## WHAT YOU ARE ASKED TO DO:
In the material below, find each line holding the string "الجليل" and copy it.

## PROVIDED INFORMATION:
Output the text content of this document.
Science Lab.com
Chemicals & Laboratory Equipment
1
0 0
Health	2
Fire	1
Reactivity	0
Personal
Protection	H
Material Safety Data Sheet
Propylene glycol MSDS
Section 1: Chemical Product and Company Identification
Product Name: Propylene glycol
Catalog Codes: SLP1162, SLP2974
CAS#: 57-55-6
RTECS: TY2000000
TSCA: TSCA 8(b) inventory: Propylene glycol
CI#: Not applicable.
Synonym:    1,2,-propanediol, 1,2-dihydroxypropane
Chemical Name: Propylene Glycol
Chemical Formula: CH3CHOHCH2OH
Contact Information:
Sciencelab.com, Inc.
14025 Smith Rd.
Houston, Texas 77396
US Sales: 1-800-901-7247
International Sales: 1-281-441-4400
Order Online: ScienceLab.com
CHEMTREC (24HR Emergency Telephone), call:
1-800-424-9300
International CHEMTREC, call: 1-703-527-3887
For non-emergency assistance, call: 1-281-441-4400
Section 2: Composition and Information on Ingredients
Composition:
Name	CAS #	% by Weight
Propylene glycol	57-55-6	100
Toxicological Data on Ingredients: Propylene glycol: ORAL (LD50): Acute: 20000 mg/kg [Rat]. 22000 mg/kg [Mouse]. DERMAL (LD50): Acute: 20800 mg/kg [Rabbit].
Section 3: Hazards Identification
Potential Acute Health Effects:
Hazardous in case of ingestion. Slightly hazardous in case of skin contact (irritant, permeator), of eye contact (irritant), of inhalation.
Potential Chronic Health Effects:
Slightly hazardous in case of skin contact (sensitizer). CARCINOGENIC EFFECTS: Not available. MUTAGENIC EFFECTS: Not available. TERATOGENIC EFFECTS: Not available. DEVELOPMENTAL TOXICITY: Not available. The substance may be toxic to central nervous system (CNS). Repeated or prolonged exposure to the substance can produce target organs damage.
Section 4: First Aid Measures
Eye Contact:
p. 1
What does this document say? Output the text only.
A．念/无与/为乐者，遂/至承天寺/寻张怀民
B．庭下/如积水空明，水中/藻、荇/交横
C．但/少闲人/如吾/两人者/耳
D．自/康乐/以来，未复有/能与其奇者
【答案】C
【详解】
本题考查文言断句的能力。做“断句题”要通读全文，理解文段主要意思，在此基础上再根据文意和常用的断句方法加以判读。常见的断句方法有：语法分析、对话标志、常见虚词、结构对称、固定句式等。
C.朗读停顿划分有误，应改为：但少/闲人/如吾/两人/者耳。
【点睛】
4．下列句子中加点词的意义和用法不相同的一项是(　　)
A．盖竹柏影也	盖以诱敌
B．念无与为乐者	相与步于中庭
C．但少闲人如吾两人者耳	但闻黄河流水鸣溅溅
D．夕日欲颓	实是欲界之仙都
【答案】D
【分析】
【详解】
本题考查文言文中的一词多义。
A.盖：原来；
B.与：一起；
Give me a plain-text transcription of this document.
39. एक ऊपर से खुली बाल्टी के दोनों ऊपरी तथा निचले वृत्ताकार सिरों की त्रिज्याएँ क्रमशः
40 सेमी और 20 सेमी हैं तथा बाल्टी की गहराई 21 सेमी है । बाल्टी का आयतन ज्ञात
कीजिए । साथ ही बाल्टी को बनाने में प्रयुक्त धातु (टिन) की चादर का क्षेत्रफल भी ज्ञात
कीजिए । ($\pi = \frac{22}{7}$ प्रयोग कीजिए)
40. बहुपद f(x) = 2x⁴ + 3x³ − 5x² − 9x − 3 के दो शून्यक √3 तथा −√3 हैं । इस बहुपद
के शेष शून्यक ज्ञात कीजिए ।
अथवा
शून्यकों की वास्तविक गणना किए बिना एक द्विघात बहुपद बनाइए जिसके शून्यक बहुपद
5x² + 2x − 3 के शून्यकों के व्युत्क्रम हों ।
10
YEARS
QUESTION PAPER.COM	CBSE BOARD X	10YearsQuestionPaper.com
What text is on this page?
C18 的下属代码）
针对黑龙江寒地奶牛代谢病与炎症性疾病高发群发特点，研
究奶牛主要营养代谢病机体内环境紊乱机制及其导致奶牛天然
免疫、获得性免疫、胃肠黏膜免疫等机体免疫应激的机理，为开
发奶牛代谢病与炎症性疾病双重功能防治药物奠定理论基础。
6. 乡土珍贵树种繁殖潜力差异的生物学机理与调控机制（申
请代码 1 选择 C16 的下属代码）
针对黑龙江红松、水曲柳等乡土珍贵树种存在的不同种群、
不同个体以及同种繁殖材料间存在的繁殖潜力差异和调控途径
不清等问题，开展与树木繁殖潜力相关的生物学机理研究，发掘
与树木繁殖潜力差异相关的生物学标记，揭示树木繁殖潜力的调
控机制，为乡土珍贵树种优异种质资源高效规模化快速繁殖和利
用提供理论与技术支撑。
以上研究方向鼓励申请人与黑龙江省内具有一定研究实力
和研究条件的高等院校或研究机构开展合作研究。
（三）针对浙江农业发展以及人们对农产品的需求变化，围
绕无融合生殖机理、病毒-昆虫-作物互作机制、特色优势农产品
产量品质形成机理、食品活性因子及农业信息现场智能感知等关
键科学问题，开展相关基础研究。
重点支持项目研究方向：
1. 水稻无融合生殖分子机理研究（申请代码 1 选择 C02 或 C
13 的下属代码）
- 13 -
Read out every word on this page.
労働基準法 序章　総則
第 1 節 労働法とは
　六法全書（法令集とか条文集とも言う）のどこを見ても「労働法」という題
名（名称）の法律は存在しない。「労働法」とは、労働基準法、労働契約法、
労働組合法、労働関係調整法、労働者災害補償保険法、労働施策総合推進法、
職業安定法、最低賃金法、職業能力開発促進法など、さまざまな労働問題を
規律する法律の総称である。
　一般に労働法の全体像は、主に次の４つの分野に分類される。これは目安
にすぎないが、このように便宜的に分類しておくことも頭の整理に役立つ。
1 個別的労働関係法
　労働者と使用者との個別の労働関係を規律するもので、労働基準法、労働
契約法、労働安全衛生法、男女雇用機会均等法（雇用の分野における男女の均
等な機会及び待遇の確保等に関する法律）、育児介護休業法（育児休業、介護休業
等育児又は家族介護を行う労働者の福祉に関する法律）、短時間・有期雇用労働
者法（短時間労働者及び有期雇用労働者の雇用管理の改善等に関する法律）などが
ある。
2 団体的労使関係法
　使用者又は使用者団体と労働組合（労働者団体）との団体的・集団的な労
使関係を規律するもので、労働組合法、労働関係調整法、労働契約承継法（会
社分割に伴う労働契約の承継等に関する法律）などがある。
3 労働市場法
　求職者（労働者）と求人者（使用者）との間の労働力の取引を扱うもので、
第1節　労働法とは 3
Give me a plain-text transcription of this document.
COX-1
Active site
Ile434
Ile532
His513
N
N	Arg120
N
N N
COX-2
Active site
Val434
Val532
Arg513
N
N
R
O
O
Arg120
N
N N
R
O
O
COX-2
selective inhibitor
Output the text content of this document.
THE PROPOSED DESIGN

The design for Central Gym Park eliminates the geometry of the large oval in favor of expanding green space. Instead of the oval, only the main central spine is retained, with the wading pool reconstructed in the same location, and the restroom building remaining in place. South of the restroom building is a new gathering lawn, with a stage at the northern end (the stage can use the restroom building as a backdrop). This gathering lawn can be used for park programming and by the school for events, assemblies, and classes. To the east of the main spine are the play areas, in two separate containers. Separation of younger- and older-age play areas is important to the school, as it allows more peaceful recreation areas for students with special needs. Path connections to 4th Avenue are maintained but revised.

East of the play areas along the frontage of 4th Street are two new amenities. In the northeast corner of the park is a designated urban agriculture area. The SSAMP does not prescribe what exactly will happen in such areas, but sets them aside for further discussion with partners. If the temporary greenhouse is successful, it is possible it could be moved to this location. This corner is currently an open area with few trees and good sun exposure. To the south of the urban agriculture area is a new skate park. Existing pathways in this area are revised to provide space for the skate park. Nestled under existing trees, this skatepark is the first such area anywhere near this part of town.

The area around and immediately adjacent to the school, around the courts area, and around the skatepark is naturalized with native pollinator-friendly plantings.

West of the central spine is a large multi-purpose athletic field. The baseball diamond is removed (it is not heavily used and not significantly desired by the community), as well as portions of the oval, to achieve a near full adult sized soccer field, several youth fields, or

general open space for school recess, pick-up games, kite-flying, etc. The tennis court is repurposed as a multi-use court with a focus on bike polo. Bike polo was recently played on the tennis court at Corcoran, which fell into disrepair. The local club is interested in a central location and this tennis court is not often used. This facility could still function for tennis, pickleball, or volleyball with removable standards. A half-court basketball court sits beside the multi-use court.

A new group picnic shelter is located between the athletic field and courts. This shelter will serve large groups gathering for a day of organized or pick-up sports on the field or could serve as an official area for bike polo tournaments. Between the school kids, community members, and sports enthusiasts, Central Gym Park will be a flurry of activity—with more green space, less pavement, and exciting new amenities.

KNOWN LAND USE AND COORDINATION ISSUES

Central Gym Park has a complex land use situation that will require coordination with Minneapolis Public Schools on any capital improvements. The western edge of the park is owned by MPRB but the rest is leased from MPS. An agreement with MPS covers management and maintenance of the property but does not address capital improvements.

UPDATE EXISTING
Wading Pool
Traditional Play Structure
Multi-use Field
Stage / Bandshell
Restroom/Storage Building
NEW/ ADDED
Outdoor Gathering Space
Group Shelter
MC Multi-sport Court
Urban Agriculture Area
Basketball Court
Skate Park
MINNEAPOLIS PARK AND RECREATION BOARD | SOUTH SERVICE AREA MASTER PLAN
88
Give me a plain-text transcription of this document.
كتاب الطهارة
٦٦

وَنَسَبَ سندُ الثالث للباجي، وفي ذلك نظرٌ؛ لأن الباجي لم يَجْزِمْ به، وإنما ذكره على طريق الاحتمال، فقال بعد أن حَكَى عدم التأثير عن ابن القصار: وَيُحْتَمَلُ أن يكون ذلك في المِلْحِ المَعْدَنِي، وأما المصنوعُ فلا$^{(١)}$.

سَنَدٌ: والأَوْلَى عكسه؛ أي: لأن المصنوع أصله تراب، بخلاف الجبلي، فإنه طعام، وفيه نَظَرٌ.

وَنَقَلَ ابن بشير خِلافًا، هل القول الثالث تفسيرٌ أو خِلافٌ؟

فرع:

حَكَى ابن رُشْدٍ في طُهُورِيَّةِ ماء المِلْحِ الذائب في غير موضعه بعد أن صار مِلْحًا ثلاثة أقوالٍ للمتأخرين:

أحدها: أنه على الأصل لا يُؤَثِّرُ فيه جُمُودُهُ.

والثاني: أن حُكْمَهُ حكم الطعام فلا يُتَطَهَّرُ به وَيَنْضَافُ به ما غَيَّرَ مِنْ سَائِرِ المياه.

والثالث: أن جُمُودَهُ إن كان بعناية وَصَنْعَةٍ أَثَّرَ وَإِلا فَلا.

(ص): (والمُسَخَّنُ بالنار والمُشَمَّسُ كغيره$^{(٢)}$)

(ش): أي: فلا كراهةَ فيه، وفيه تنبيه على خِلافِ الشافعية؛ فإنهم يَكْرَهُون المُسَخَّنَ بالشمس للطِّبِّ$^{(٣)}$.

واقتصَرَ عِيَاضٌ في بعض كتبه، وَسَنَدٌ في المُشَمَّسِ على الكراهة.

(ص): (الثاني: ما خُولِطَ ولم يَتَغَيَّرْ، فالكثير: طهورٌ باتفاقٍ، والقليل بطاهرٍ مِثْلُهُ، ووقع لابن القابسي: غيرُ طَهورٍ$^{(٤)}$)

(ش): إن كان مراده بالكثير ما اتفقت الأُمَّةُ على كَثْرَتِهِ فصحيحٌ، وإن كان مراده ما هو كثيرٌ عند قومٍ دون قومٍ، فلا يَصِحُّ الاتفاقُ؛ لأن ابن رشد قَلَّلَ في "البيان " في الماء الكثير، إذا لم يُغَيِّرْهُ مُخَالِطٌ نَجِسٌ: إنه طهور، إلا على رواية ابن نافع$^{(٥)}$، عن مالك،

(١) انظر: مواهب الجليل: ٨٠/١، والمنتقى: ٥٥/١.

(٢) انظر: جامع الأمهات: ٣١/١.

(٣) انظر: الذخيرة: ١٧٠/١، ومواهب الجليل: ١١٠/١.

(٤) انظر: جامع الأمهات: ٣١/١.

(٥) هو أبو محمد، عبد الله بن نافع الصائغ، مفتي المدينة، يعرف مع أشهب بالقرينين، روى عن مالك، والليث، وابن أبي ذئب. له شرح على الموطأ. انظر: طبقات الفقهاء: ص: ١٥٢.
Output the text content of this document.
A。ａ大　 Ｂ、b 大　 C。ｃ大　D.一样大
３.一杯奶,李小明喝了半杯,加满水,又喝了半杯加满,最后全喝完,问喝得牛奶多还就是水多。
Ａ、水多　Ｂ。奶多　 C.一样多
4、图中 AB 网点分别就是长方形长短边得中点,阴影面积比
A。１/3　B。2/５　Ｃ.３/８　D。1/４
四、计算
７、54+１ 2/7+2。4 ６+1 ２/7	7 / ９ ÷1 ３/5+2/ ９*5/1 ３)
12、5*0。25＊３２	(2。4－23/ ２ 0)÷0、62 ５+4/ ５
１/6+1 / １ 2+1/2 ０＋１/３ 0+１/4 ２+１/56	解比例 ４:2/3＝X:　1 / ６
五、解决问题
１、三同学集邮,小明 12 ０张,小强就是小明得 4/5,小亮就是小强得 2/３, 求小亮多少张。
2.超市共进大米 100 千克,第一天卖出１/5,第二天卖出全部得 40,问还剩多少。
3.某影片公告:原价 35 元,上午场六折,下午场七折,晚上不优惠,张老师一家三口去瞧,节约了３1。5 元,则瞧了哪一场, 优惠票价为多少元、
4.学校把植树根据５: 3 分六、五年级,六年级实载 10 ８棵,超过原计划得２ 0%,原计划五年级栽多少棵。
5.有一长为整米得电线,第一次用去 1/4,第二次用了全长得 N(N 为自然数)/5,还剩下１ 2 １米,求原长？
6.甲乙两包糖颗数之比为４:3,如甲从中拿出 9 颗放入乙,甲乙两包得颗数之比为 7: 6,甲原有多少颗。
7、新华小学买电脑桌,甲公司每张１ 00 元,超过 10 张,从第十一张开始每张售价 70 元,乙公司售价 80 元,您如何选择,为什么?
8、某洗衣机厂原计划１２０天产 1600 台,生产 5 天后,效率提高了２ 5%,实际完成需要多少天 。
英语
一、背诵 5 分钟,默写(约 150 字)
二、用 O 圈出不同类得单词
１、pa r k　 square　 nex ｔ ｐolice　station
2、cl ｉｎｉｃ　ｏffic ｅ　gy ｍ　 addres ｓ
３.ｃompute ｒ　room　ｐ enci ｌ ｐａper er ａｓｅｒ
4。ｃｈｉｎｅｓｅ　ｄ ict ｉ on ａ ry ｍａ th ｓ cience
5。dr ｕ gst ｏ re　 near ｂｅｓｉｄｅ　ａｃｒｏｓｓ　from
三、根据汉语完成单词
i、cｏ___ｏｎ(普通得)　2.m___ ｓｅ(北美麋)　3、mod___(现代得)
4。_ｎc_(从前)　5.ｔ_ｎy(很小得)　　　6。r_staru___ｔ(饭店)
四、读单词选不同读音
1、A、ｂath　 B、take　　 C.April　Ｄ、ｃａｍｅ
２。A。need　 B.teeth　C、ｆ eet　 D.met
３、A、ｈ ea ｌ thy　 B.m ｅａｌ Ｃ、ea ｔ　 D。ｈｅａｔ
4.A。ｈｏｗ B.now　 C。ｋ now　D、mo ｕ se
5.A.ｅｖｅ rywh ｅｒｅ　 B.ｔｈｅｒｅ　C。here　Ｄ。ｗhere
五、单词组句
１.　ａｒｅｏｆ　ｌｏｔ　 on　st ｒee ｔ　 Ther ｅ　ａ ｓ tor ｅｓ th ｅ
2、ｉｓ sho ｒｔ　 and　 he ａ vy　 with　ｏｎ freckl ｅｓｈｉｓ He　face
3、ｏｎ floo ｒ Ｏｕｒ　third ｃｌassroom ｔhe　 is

## FINAL RESULT:
(١) انظر: مواهب الجليل: ٨٠/١، والمنتقى: ٥٥/١.
(٣) انظر: الذخيرة: ١٧٠/١، ومواهب الجليل: ١١٠/١.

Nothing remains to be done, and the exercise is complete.